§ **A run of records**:
******
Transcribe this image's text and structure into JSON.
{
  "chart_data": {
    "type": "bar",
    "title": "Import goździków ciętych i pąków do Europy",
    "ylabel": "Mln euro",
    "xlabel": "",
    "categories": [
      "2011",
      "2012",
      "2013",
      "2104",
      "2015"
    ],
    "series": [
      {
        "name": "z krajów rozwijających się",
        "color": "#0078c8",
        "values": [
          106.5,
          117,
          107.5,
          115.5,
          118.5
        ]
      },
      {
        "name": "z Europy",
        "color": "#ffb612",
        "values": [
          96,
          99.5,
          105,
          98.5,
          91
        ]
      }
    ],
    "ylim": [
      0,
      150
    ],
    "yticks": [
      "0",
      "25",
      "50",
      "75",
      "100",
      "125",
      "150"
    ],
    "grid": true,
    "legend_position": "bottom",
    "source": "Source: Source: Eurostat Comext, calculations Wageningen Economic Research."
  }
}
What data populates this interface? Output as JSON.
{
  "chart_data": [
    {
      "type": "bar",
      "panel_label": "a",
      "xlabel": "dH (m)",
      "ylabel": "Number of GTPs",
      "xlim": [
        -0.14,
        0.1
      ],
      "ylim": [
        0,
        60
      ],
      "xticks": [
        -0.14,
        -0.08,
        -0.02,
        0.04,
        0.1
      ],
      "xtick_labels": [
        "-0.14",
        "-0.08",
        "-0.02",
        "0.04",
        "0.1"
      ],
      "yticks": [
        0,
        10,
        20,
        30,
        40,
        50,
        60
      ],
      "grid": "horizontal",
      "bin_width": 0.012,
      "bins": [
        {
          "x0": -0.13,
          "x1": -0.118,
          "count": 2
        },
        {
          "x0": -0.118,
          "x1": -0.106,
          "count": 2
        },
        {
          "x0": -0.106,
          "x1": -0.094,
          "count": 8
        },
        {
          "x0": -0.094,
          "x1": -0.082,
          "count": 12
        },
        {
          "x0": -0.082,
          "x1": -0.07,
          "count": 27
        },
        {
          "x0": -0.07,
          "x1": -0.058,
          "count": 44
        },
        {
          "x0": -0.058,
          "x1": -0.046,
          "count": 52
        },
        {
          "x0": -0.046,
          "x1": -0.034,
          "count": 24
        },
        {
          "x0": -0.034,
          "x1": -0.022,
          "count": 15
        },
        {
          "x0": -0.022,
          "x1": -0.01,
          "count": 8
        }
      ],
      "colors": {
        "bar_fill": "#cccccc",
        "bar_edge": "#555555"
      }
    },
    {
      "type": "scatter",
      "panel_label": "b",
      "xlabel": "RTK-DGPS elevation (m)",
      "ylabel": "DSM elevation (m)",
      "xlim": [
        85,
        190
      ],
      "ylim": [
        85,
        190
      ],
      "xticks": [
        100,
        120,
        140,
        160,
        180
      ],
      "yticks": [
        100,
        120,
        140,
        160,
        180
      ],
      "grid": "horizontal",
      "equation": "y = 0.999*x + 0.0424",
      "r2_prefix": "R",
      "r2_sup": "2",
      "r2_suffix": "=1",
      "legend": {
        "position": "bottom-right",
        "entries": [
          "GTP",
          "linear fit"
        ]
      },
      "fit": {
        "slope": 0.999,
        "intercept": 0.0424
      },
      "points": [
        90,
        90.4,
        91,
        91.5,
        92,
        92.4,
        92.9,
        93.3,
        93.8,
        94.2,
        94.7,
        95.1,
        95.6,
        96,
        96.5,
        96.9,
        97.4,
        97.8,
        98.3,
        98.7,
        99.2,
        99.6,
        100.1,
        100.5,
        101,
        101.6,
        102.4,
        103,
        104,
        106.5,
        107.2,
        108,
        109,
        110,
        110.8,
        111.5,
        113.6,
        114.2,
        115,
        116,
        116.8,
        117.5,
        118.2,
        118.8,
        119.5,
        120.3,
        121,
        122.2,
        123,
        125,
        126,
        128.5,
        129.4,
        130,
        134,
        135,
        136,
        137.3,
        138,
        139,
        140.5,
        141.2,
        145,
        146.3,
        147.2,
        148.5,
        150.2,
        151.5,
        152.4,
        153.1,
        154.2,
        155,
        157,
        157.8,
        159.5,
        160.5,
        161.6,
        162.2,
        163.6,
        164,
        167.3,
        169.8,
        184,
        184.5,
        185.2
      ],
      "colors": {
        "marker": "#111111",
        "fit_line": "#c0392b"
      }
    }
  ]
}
******
§ **Objective**:
Retype every entry word for word.

§ **Response**:
Transcribe this image's text and structure into JSON.
{
  "chart_data": {
    "type": "bar",
    "title": "Import goździków ciętych i pąków do Europy",
    "ylabel": "Mln euro",
    "xlabel": "",
    "categories": [
      "2011",
      "2012",
      "2013",
      "2104",
      "2015"
    ],
    "series": [
      {
        "name": "z krajów rozwijających się",
        "color": "#0078c8",
        "values": [
          106.5,
          117,
          107.5,
          115.5,
          118.5
        ]
      },
      {
        "name": "z Europy",
        "color": "#ffb612",
        "values": [
          96,
          99.5,
          105,
          98.5,
          91
        ]
      }
    ],
    "ylim": [
      0,
      150
    ],
    "yticks": [
      "0",
      "25",
      "50",
      "75",
      "100",
      "125",
      "150"
    ],
    "grid": true,
    "legend_position": "bottom",
    "source": "Source: Source: Eurostat Comext, calculations Wageningen Economic Research."
  }
}
What data populates this interface? Output as JSON.
{
  "chart_data": [
    {
      "type": "bar",
      "panel_label": "a",
      "xlabel": "dH (m)",
      "ylabel": "Number of GTPs",
      "xlim": [
        -0.14,
        0.1
      ],
      "ylim": [
        0,
        60
      ],
      "xticks": [
        -0.14,
        -0.08,
        -0.02,
        0.04,
        0.1
      ],
      "xtick_labels": [
        "-0.14",
        "-0.08",
        "-0.02",
        "0.04",
        "0.1"
      ],
      "yticks": [
        0,
        10,
        20,
        30,
        40,
        50,
        60
      ],
      "grid": "horizontal",
      "bin_width": 0.012,
      "bins": [
        {
          "x0": -0.13,
          "x1": -0.118,
          "count": 2
        },
        {
          "x0": -0.118,
          "x1": -0.106,
          "count": 2
        },
        {
          "x0": -0.106,
          "x1": -0.094,
          "count": 8
        },
        {
          "x0": -0.094,
          "x1": -0.082,
          "count": 12
        },
        {
          "x0": -0.082,
          "x1": -0.07,
          "count": 27
        },
        {
          "x0": -0.07,
          "x1": -0.058,
          "count": 44
        },
        {
          "x0": -0.058,
          "x1": -0.046,
          "count": 52
        },
        {
          "x0": -0.046,
          "x1": -0.034,
          "count": 24
        },
        {
          "x0": -0.034,
          "x1": -0.022,
          "count": 15
        },
        {
          "x0": -0.022,
          "x1": -0.01,
          "count": 8
        }
      ],
      "colors": {
        "bar_fill": "#cccccc",
        "bar_edge": "#555555"
      }
    },
    {
      "type": "scatter",
      "panel_label": "b",
      "xlabel": "RTK-DGPS elevation (m)",
      "ylabel": "DSM elevation (m)",
      "xlim": [
        85,
        190
      ],
      "ylim": [
        85,
        190
      ],
      "xticks": [
        100,
        120,
        140,
        160,
        180
      ],
      "yticks": [
        100,
        120,
        140,
        160,
        180
      ],
      "grid": "horizontal",
      "equation": "y = 0.999*x + 0.0424",
      "r2_prefix": "R",
      "r2_sup": "2",
      "r2_suffix": "=1",
      "legend": {
        "position": "bottom-right",
        "entries": [
          "GTP",
          "linear fit"
        ]
      },
      "fit": {
        "slope": 0.999,
        "intercept": 0.0424
      },
      "points": [
        90,
        90.4,
        91,
        91.5,
        92,
        92.4,
        92.9,
        93.3,
        93.8,
        94.2,
        94.7,
        95.1,
        95.6,
        96,
        96.5,
        96.9,
        97.4,
        97.8,
        98.3,
        98.7,
        99.2,
        99.6,
        100.1,
        100.5,
        101,
        101.6,
        102.4,
        103,
        104,
        106.5,
        107.2,
        108,
        109,
        110,
        110.8,
        111.5,
        113.6,
        114.2,
        115,
        116,
        116.8,
        117.5,
        118.2,
        118.8,
        119.5,
        120.3,
        121,
        122.2,
        123,
        125,
        126,
        128.5,
        129.4,
        130,
        134,
        135,
        136,
        137.3,
        138,
        139,
        140.5,
        141.2,
        145,
        146.3,
        147.2,
        148.5,
        150.2,
        151.5,
        152.4,
        153.1,
        154.2,
        155,
        157,
        157.8,
        159.5,
        160.5,
        161.6,
        162.2,
        163.6,
        164,
        167.3,
        169.8,
        184,
        184.5,
        185.2
      ],
      "colors": {
        "marker": "#111111",
        "fit_line": "#c0392b"
      }
    }
  ]
}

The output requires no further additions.